Omit every picture while repeating the entries exactly.

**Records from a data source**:
----

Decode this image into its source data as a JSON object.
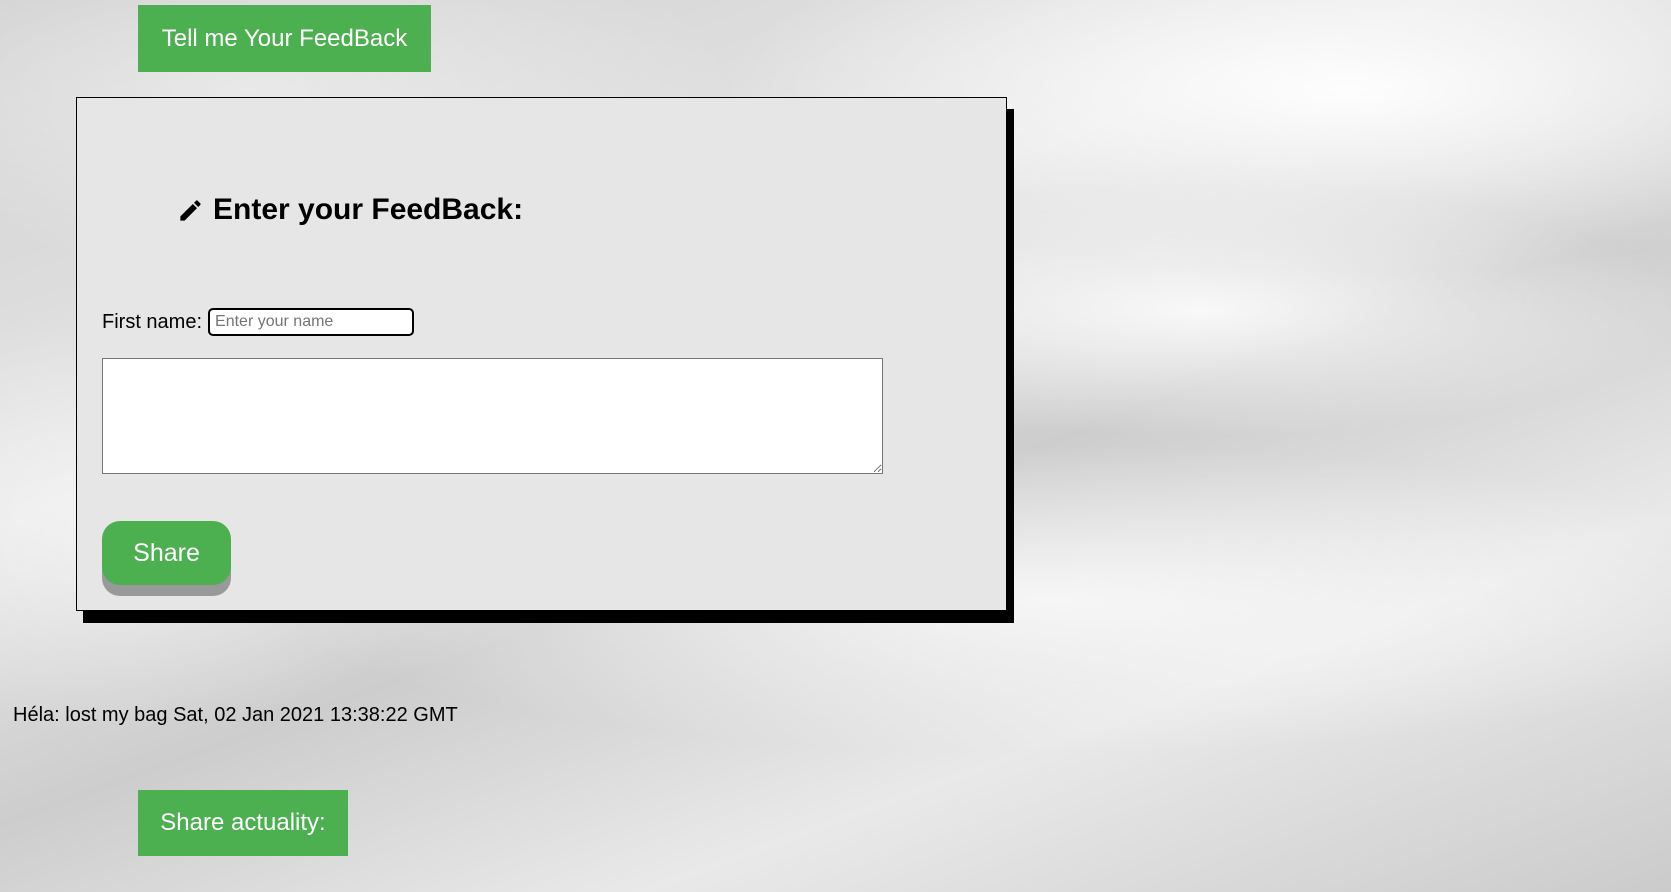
{
  "header": {
    "feedback_button_label": "Tell me Your FeedBack"
  },
  "form": {
    "title": "Enter your FeedBack:",
    "title_icon": "pencil-icon",
    "first_name_label": "First name:",
    "first_name_placeholder": "Enter your name",
    "first_name_value": "",
    "feedback_value": "",
    "share_button_label": "Share"
  },
  "feed": {
    "messages": [
      {
        "text": "Héla: lost my bag Sat, 02 Jan 2021 13:38:22 GMT"
      }
    ]
  },
  "footer": {
    "share_actuality_label": "Share actuality:"
  },
  "colors": {
    "accent_green": "#4caf50",
    "panel_background": "#e6e6e6",
    "panel_shadow": "#000000",
    "share_shadow": "#999999"
  }
}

----

**RESULT FOR THIS EXERCISE**:
Decode this image into its source data as a JSON object.
{
  "header": {
    "feedback_button_label": "Tell me Your FeedBack"
  },
  "form": {
    "title": "Enter your FeedBack:",
    "title_icon": "pencil-icon",
    "first_name_label": "First name:",
    "first_name_placeholder": "Enter your name",
    "first_name_value": "",
    "feedback_value": "",
    "share_button_label": "Share"
  },
  "feed": {
    "messages": [
      {
        "text": "Héla: lost my bag Sat, 02 Jan 2021 13:38:22 GMT"
      }
    ]
  },
  "footer": {
    "share_actuality_label": "Share actuality:"
  },
  "colors": {
    "accent_green": "#4caf50",
    "panel_background": "#e6e6e6",
    "panel_shadow": "#000000",
    "share_shadow": "#999999"
  }
}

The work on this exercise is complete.